#### PROVIDED PASSAGE
▬▬▬▬▬▬

[prev in list] [next in list] [prev in thread] [next in thread] 

List:       qemu-ppc
Subject:    Re: [PATCH 1/1] target/ppc: Move VMX integer add/sub saturate insns to decodetree.
From:       Chinmay Rath <rathc () linux ! vnet ! ibm ! com>
Date:       2024-05-16 16:35:30
Message-ID: 3fb57ce4-e3a5-4053-9847-7654ebd2413b () linux ! vnet ! ibm ! com
[Download RAW message or body]

Hi Richard,

On 5/12/24 17:08, Richard Henderson wrote:
> On 5/12/24 11:38, Chinmay Rath wrote:
>> @@ -2934,6 +2870,184 @@ static bool do_vx_vaddsubcuw(DisasContext 
>> *ctx, arg_VX *a, int add)
>>       return true;
>>   }
>>   +static inline void do_vadd_vsub_sat
>> +(
>> +    unsigned vece, TCGv_vec t, TCGv_vec sat, TCGv_vec a, TCGv_vec b,
>> +    void (*norm_op)(unsigned, TCGv_vec, TCGv_vec, TCGv_vec),
>> +    void (*sat_op)(unsigned, TCGv_vec, TCGv_vec, TCGv_vec))

▬▬▬▬▬▬

#### PROVIDED INFORMATION
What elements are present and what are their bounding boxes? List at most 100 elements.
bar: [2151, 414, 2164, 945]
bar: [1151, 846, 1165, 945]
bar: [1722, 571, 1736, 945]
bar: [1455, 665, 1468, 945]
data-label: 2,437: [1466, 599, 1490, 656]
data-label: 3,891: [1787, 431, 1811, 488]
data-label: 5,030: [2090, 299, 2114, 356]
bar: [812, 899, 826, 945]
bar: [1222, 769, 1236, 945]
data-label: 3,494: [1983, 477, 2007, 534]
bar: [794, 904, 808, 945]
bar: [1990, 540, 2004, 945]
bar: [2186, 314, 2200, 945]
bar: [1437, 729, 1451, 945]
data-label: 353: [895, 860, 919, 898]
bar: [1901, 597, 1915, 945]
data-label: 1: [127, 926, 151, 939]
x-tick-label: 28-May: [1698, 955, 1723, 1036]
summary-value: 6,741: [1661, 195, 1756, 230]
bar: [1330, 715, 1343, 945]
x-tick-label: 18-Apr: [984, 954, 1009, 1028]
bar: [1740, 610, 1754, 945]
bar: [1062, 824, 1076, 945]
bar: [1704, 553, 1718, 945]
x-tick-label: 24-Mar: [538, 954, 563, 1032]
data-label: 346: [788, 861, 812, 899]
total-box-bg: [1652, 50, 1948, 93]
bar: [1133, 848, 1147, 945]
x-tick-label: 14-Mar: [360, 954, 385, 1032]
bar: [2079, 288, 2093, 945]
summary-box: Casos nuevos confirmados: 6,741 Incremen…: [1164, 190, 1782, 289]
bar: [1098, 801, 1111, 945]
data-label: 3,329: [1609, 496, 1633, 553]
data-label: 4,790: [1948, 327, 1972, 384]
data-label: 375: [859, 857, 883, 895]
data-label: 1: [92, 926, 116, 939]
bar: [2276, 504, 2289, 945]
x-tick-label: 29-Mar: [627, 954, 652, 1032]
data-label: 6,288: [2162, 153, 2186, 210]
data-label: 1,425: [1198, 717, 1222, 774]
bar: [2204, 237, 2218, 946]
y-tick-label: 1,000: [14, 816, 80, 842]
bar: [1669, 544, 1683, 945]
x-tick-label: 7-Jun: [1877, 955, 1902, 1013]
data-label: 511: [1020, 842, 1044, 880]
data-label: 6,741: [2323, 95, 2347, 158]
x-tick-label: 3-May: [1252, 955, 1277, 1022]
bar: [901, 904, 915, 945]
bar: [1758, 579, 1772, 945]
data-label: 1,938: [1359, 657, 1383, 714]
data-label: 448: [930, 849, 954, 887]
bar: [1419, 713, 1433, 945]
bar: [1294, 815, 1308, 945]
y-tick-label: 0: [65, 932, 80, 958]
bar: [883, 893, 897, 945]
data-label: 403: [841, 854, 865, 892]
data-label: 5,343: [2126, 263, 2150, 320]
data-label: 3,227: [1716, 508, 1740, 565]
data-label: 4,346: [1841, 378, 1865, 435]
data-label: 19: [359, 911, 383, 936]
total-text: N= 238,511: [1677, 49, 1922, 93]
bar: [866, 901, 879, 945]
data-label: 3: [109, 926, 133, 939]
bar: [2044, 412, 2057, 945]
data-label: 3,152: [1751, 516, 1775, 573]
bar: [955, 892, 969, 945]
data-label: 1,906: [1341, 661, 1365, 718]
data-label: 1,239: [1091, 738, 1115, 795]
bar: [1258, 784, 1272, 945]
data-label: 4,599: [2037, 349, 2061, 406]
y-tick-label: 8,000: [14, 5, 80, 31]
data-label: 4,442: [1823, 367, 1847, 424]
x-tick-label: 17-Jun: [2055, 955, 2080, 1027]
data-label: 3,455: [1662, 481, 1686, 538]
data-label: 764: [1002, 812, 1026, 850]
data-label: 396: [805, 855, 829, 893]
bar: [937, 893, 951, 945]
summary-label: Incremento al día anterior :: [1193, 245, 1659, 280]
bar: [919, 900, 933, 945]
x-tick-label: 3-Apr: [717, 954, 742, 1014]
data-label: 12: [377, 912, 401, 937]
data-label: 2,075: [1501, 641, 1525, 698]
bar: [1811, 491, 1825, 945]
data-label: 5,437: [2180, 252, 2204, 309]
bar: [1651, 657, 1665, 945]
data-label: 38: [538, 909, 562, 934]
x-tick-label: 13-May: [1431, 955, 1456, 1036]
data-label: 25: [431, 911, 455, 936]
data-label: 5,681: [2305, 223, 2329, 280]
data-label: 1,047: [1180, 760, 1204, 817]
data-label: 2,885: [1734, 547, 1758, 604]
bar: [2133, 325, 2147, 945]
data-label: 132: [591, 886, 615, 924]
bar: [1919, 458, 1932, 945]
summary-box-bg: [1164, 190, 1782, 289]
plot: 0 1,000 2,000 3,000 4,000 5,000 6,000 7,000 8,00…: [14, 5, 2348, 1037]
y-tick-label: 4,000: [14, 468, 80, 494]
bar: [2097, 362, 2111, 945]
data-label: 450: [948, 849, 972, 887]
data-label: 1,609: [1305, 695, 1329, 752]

▬▬▬▬▬▬

#### WRITTEN TASK 1
Translate this sentence from the patch email's subject into Spanish: "Move VMX integer add/sub saturate insns to decodetree."
#### WRITTEN TASK 2
In the patch email, what is the name of the static inline function that the quoted patch adds?
The lines after the patch email are separate material.

#### FULL OUTPUT 1
Mover las instrucciones VMX de suma/resta de enteros con saturación a decodetree.

#### FULL OUTPUT 2
do_vadd_vsub_sat